• [Task instructions]:
Look for "Semua" in the listing below. Gather each line that contains it.

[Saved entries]

··········

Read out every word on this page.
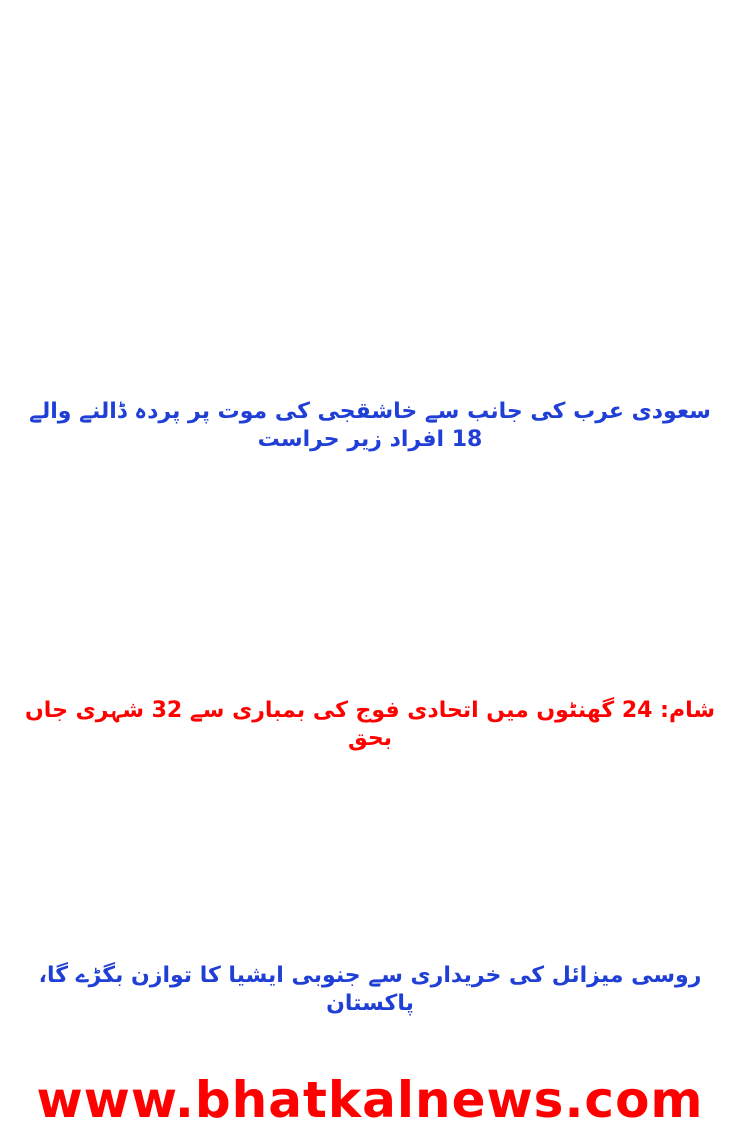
سعودی عرب کی جانب سے خاشقجی کی موت پر پردہ ڈالنے والے 18 افراد زیر حراست
شام: 24 گھنٹوں میں اتحادی فوج کی بمباری سے 32 شہری جاں بحق
روسی میزائل کی خریداری سے جنوبی ایشیا کا توازن بگڑے گا، پاکستان
www.bhatkalnews.com
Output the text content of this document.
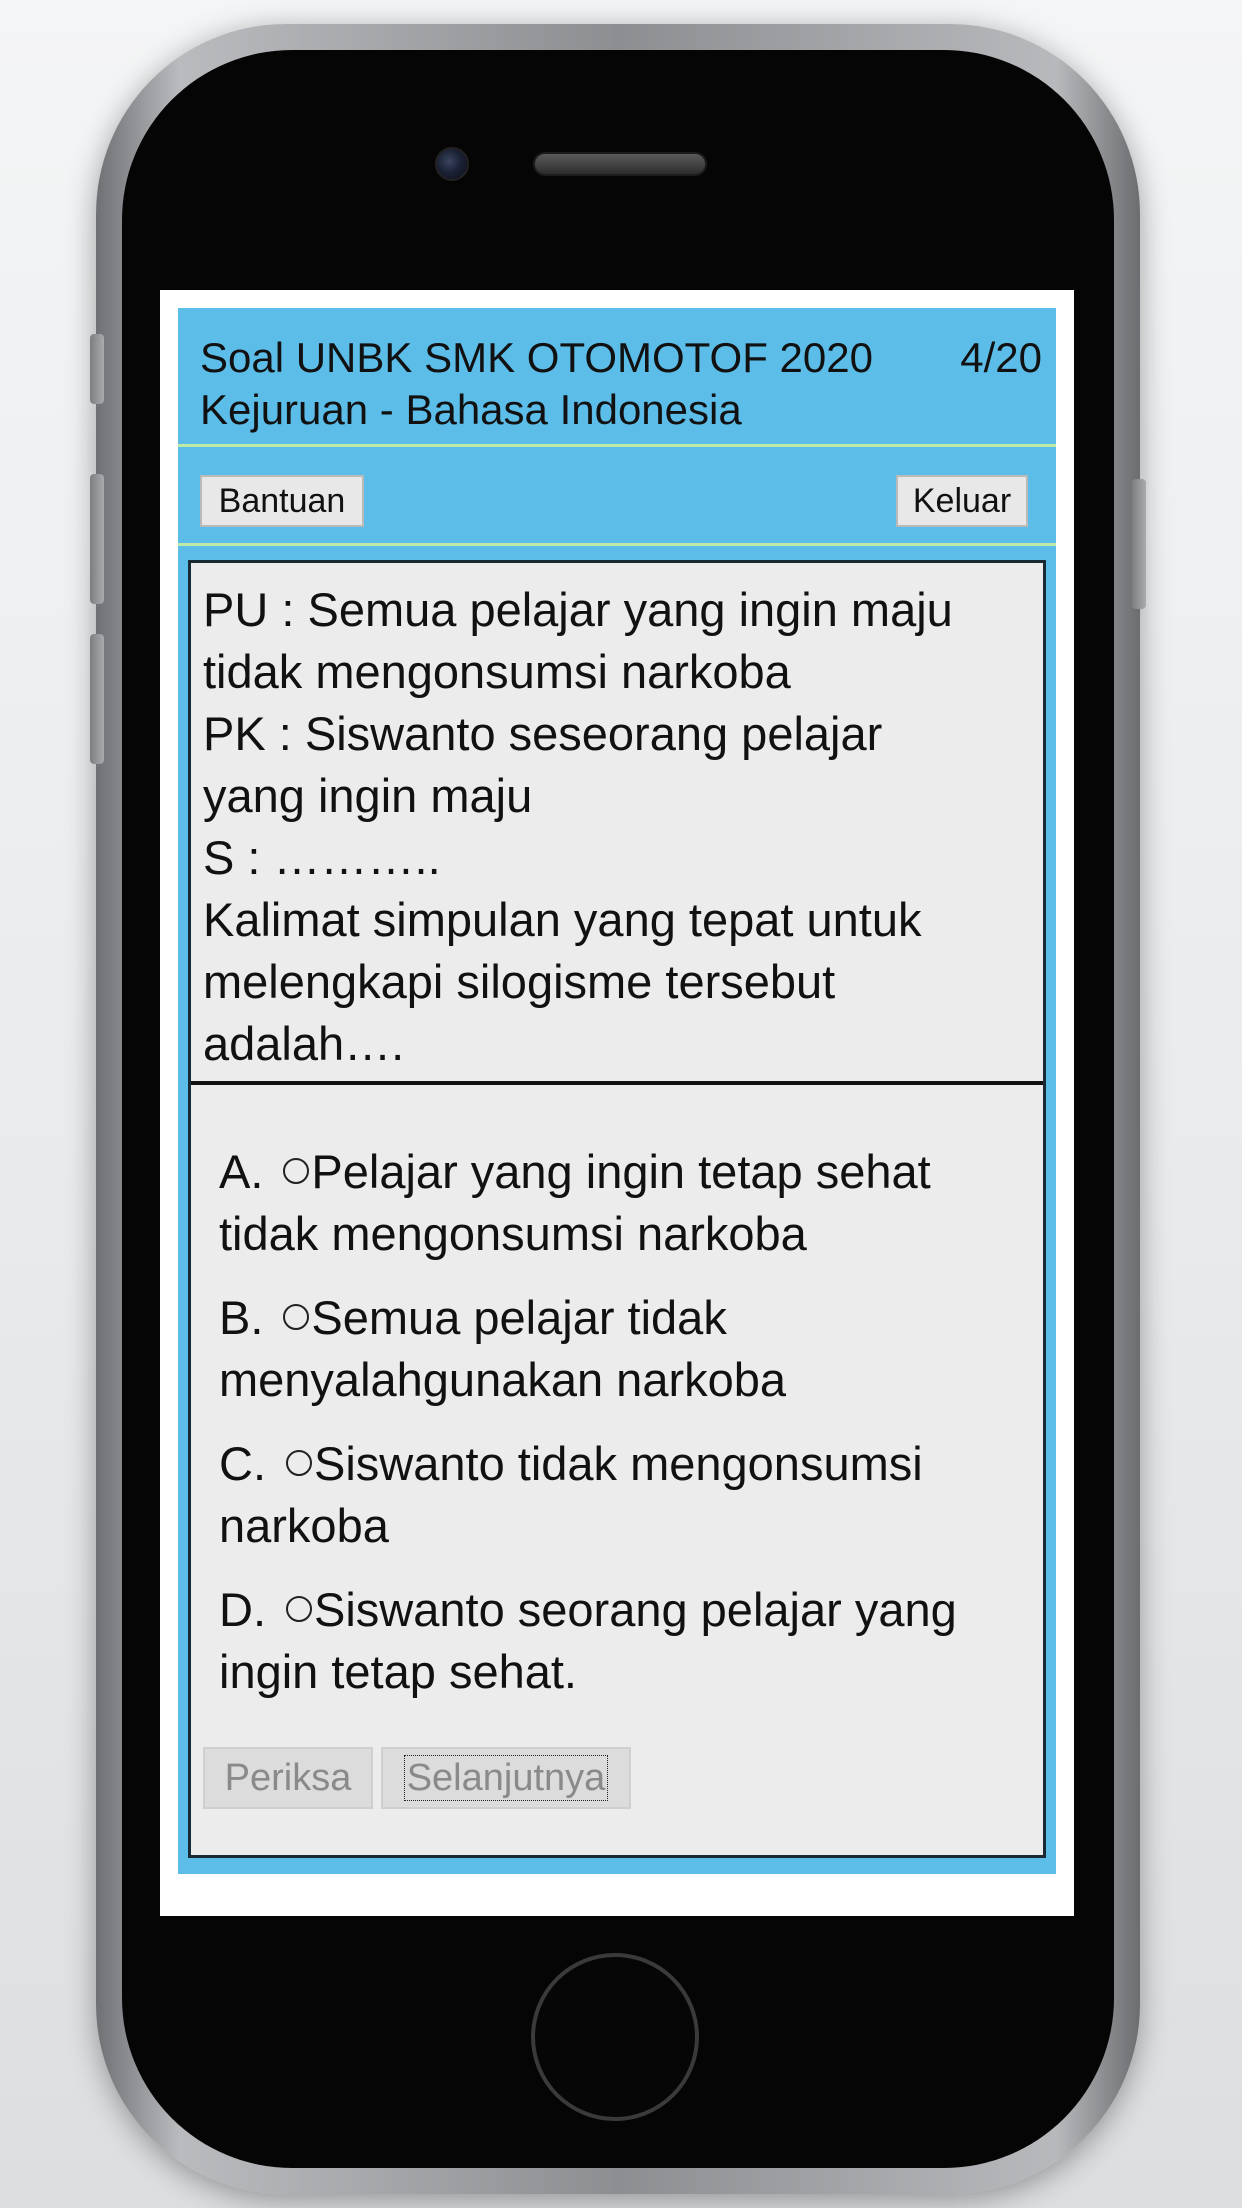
Soal UNBK SMK OTOMOTOF 2020
Kejuruan - Bahasa Indonesia
4/20
Bantuan	Keluar
PU : Semua pelajar yang ingin maju
tidak mengonsumsi narkoba
PK : Siswanto seseorang pelajar
yang ingin maju
S : ………..
Kalimat simpulan yang tepat untuk
melengkapi silogisme tersebut
adalah….
A. Pelajar yang ingin tetap sehat tidak mengonsumsi narkoba
B. Semua pelajar tidak menyalahgunakan narkoba
C. Siswanto tidak mengonsumsi narkoba
D. Siswanto seorang pelajar yang ingin tetap sehat.
Periksa	Selanjutnya
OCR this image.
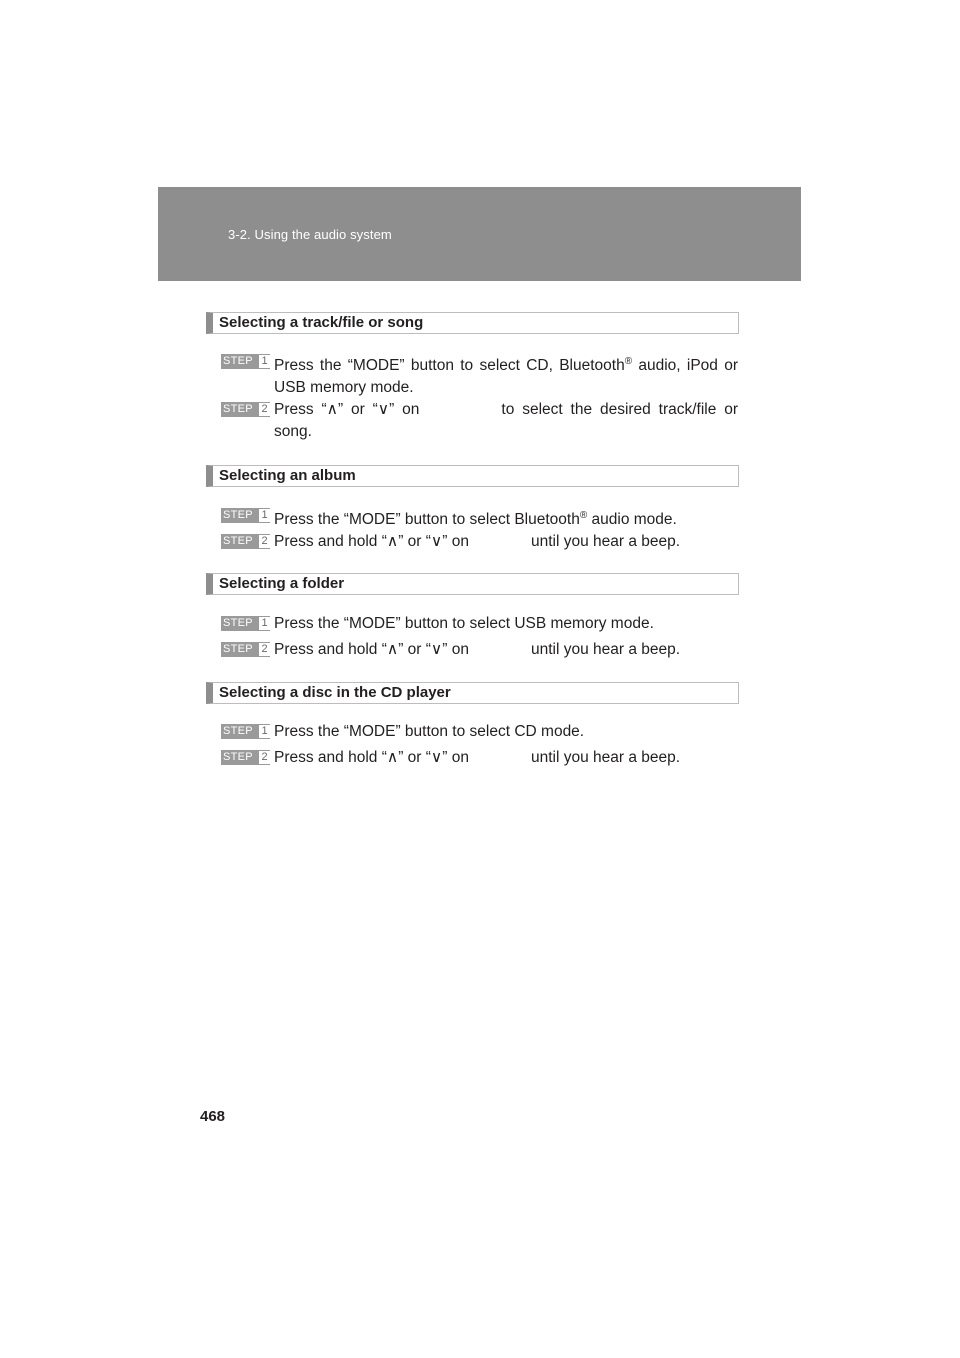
3-2. Using the audio system
Selecting a track/file or song
STEP 1 Press the “MODE” button to select CD, Bluetooth® audio, iPod or USB memory mode.
STEP 2 Press “∧” or “∨” on	to select the desired track/file or song.
Selecting an album
STEP 1 Press the “MODE” button to select Bluetooth® audio mode.
STEP 2 Press and hold “∧” or “∨” on	until you hear a beep.
Selecting a folder
STEP 1 Press the “MODE” button to select USB memory mode.
STEP 2 Press and hold “∧” or “∨” on	until you hear a beep.
Selecting a disc in the CD player
STEP 1 Press the “MODE” button to select CD mode.
STEP 2 Press and hold “∧” or “∨” on	until you hear a beep.
468
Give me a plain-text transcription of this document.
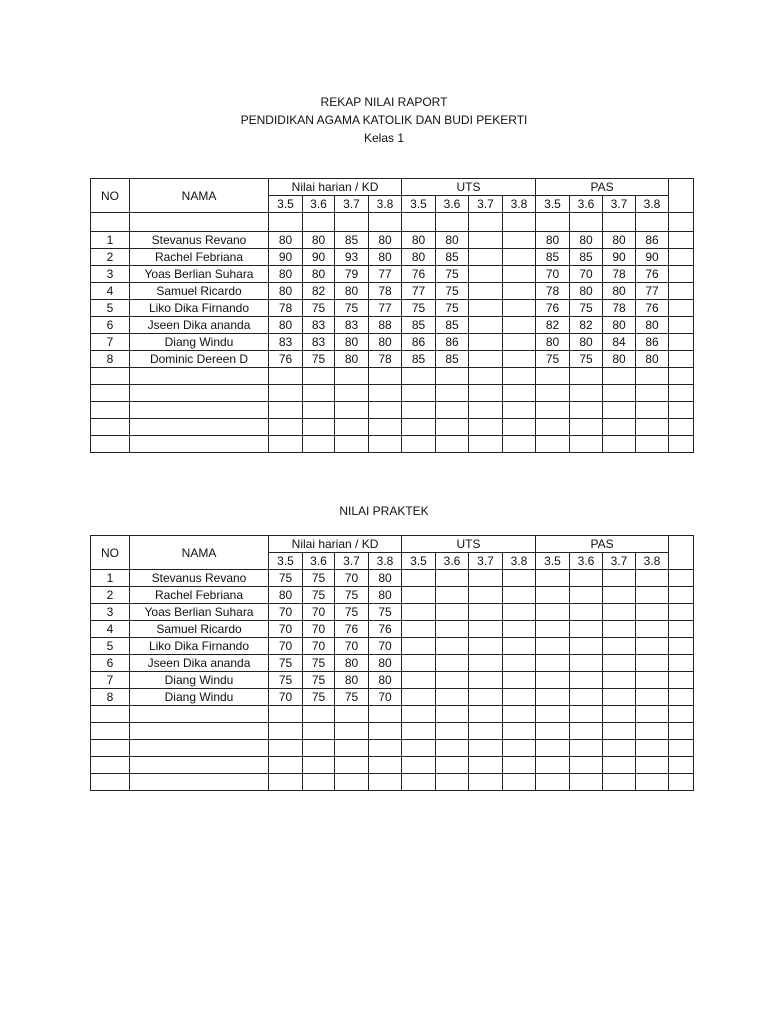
REKAP NILAI RAPORT
PENDIDIKAN AGAMA KATOLIK DAN BUDI PEKERTI
Kelas 1
NO	NAMA	Nilai harian / KD				UTS				PAS				
		3.5	3.6	3.7	3.8	3.5	3.6	3.7	3.8	3.5	3.6	3.7	3.8	

1	Stevanus Revano	80	80	85	80	80	80			80	80	80	86	
2	Rachel Febriana	90	90	93	80	80	85			85	85	90	90	
3	Yoas Berlian Suhara	80	80	79	77	76	75			70	70	78	76	
4	Samuel Ricardo	80	82	80	78	77	75			78	80	80	77	
5	Liko Dika Firnando	78	75	75	77	75	75			76	75	78	76	
6	Jseen Dika ananda	80	83	83	88	85	85			82	82	80	80	
7	Diang Windu	83	83	80	80	86	86			80	80	84	86	
8	Dominic Dereen D	76	75	80	78	85	85			75	75	80	80	

NILAI PRAKTEK
NO	NAMA	Nilai harian / KD				UTS				PAS				
		3.5	3.6	3.7	3.8	3.5	3.6	3.7	3.8	3.5	3.6	3.7	3.8	
1	Stevanus Revano	75	75	70	80									
2	Rachel Febriana	80	75	75	80									
3	Yoas Berlian Suhara	70	70	75	75									
4	Samuel Ricardo	70	70	76	76									
5	Liko Dika Firnando	70	70	70	70									
6	Jseen Dika ananda	75	75	80	80									
7	Diang Windu	75	75	80	80									
8	Diang Windu	70	75	75	70									
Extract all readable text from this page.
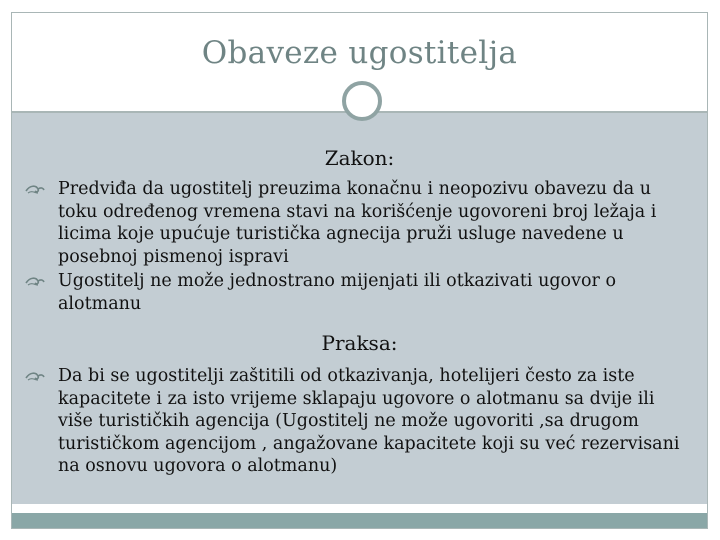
Obaveze ugostitelja
Zakon:
Predviđa da ugostitelj preuzima konačnu i neopozivu obavezu da u toku određenog vremena stavi na korišćenje ugovoreni broj ležaja i licima koje upućuje turistička agnecija pruži usluge navedene u posebnoj pismenoj ispravi
Ugostitelj ne može jednostrano mijenjati ili otkazivati ugovor o alotmanu
Praksa:
Da bi se ugostitelji zaštitili od otkazivanja, hotelijeri često za iste kapacitete i za isto vrijeme sklapaju ugovore o alotmanu sa dvije ili više turističkih agencija (Ugostitelj ne može ugovoriti ,sa drugom turističkom agencijom , angažovane kapacitete koji su već rezervisani na osnovu ugovora o alotmanu)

··········

• [Response]:
PU : Semua pelajar yang ingin maju
B. Semua pelajar tidak menyalahgunakan narkoba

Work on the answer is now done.